> _Data for processing_
━━━━━━━━━━

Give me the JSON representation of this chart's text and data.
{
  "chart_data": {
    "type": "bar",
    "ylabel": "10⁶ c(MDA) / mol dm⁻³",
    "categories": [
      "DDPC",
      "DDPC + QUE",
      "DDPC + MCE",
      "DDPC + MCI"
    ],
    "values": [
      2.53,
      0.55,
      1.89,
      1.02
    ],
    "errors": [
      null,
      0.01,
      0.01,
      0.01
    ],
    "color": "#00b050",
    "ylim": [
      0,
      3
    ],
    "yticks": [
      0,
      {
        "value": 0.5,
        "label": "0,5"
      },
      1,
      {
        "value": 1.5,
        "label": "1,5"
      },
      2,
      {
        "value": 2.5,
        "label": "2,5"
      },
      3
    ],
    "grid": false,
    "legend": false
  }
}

━━━━━━━━━━

> _Written instruction_
The records above should be duplicated in full, exactly as given.

> _Task output_
Give me the JSON representation of this chart's text and data.
{
  "chart_data": {
    "type": "bar",
    "ylabel": "10⁶ c(MDA) / mol dm⁻³",
    "categories": [
      "DDPC",
      "DDPC + QUE",
      "DDPC + MCE",
      "DDPC + MCI"
    ],
    "values": [
      2.53,
      0.55,
      1.89,
      1.02
    ],
    "errors": [
      null,
      0.01,
      0.01,
      0.01
    ],
    "color": "#00b050",
    "ylim": [
      0,
      3
    ],
    "yticks": [
      0,
      {
        "value": 0.5,
        "label": "0,5"
      },
      1,
      {
        "value": 1.5,
        "label": "1,5"
      },
      2,
      {
        "value": 2.5,
        "label": "2,5"
      },
      3
    ],
    "grid": false,
    "legend": false
  }
}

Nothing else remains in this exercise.